• [Records for processing]:
════════════════════

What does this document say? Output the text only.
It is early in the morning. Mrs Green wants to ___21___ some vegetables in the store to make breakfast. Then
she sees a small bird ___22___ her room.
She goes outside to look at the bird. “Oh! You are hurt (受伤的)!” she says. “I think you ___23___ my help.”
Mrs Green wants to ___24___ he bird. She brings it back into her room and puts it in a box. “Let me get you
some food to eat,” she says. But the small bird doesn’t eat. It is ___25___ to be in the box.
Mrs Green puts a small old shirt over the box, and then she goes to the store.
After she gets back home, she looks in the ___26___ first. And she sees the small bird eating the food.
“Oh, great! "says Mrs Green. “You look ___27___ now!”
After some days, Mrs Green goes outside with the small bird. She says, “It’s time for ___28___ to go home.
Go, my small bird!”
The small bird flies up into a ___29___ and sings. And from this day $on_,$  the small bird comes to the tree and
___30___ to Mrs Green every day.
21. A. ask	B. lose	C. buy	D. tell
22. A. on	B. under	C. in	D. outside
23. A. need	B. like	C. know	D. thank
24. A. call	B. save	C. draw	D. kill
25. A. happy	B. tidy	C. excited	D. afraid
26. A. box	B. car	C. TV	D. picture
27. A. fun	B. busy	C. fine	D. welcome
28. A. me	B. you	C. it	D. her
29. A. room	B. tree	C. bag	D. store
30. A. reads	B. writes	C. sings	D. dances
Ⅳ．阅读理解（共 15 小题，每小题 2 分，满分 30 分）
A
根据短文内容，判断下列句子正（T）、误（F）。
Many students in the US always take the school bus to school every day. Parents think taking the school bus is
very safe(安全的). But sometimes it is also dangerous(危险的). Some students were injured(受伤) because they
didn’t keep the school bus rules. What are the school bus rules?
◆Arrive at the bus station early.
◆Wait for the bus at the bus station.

════════════════════

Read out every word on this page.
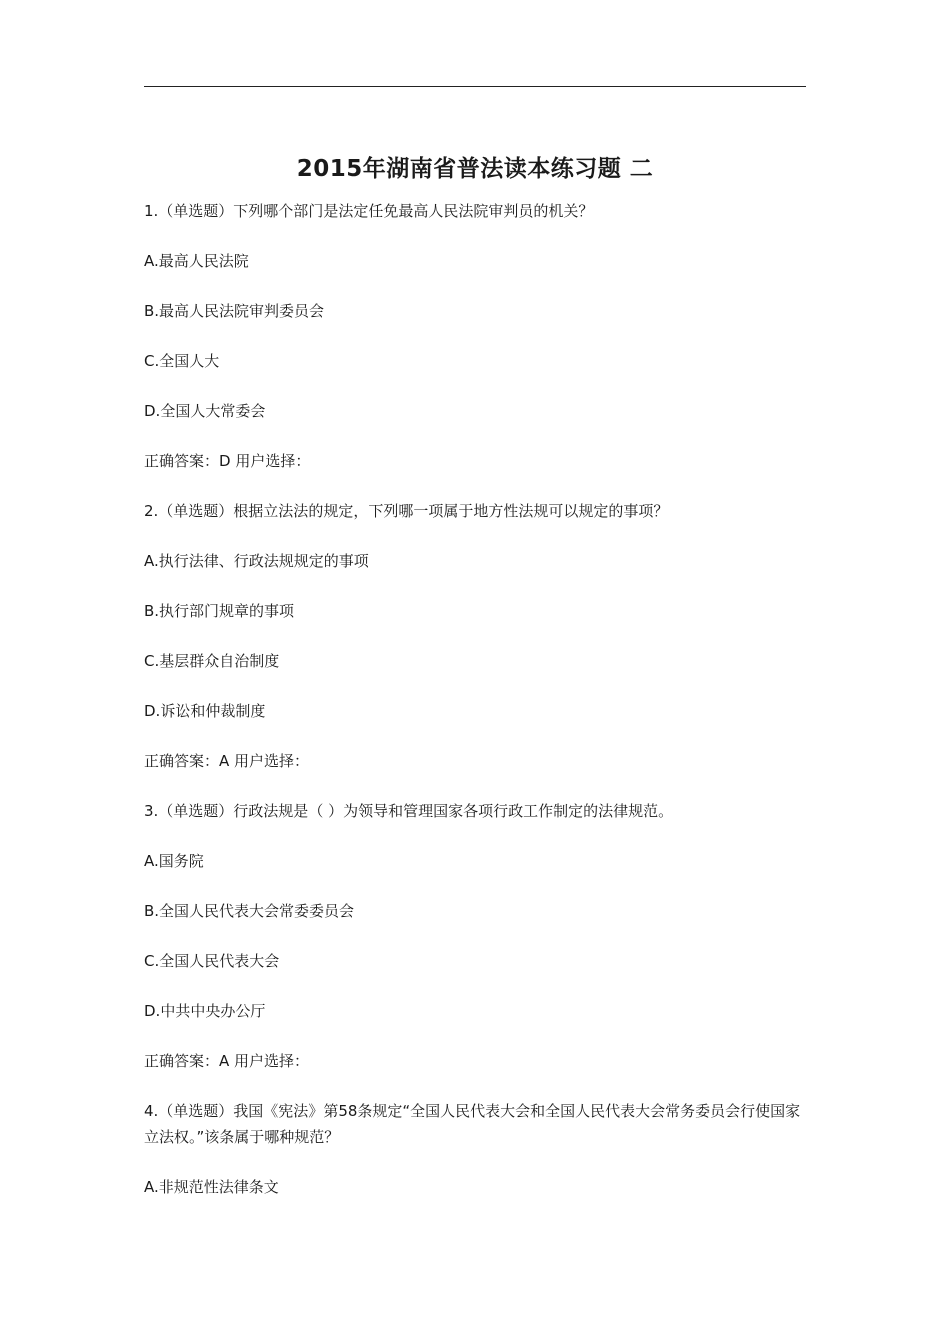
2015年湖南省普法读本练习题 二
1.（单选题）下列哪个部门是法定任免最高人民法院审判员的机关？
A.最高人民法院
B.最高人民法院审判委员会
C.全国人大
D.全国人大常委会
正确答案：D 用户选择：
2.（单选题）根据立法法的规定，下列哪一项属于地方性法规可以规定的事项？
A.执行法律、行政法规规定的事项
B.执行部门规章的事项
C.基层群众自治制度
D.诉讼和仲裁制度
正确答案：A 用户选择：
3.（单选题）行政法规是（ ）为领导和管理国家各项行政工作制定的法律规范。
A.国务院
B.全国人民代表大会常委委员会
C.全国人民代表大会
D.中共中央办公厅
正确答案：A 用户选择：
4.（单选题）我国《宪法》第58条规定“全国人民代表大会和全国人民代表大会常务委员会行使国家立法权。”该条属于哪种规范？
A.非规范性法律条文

════════════════════

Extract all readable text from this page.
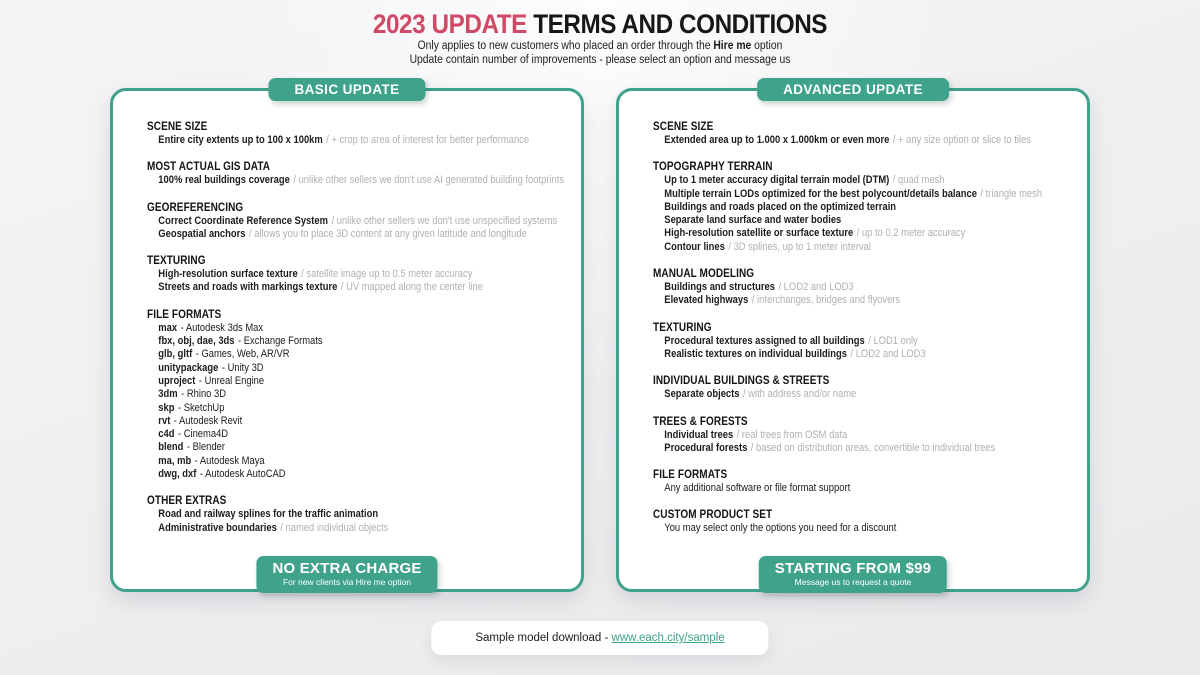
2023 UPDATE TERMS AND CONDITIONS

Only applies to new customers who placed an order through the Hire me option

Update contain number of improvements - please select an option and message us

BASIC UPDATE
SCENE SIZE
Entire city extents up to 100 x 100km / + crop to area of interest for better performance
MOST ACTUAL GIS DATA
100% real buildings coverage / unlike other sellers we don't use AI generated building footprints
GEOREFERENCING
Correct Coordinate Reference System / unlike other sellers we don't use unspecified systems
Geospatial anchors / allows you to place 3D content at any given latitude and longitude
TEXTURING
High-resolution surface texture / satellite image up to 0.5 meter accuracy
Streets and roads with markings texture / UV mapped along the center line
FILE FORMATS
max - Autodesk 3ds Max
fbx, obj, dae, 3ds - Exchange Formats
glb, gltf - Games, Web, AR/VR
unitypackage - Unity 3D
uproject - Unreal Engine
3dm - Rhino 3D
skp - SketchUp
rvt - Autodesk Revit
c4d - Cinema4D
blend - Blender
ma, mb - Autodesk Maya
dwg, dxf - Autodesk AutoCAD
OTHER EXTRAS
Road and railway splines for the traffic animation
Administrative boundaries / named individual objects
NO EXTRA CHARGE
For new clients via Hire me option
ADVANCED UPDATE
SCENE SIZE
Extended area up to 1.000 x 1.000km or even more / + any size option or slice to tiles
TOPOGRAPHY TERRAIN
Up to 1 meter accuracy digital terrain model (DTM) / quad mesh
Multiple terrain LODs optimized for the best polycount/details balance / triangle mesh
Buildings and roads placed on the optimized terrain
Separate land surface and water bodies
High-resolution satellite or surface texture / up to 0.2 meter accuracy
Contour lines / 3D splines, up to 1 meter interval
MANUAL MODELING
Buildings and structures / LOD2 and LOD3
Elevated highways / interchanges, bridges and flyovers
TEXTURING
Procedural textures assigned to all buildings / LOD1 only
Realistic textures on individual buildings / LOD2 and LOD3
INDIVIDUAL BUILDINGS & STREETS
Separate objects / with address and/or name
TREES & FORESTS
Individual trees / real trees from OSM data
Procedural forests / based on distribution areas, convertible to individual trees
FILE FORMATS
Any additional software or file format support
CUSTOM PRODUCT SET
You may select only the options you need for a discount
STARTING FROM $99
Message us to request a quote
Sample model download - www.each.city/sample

════════════════════

• [What the task requires]: Select from the material above each line in which the string "goes" appears, and list those lines.

• [Written answer]:
She goes outside to look at the bird. “Oh! You are hurt (受伤的)!” she says. “I think you ___23___ my help.”
Mrs Green puts a small old shirt over the box, and then she goes to the store.
After some days, Mrs Green goes outside with the small bird. She says, “It’s time for ___28___ to go home.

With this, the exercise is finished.